#### Excerpt from a dataset:

* * *

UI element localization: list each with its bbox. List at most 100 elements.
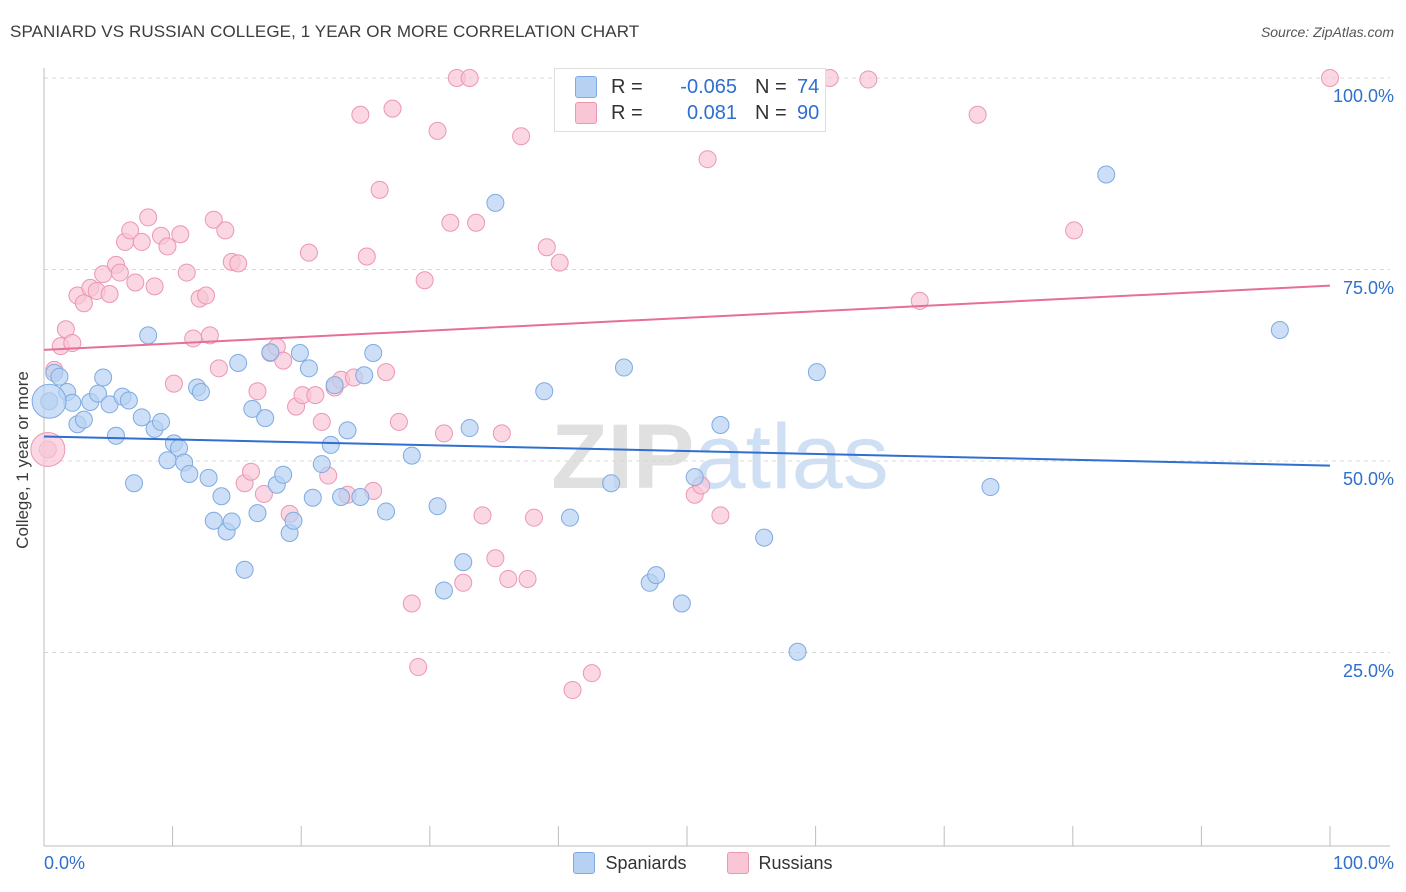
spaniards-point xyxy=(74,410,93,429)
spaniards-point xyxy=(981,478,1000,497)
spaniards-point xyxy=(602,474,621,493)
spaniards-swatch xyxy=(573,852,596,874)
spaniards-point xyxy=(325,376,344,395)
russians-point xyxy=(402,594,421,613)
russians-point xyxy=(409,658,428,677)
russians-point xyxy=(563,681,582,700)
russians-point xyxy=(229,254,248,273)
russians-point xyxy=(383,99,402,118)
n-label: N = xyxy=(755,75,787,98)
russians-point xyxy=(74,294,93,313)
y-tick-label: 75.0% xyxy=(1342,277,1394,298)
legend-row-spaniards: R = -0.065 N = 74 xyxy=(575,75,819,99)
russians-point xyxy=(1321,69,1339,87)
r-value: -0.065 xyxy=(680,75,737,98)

* * *

Copy the material above line for line, without changing anything, and omit the pictures from your answer.

UI element localization: list each with its bbox. List at most 100 elements.
spaniards-point xyxy=(74,410,93,429)
spaniards-point xyxy=(981,478,1000,497)
spaniards-point xyxy=(602,474,621,493)
spaniards-swatch xyxy=(573,852,596,874)
spaniards-point xyxy=(325,376,344,395)
russians-point xyxy=(402,594,421,613)
russians-point xyxy=(409,658,428,677)
russians-point xyxy=(563,681,582,700)
russians-point xyxy=(229,254,248,273)
russians-point xyxy=(383,99,402,118)
n-label: N = xyxy=(755,75,787,98)
russians-point xyxy=(74,294,93,313)
y-tick-label: 75.0% xyxy=(1342,277,1394,298)
legend-row-spaniards: R = -0.065 N = 74 xyxy=(575,75,819,99)
russians-point xyxy=(1321,69,1339,87)
r-value: -0.065 xyxy=(680,75,737,98)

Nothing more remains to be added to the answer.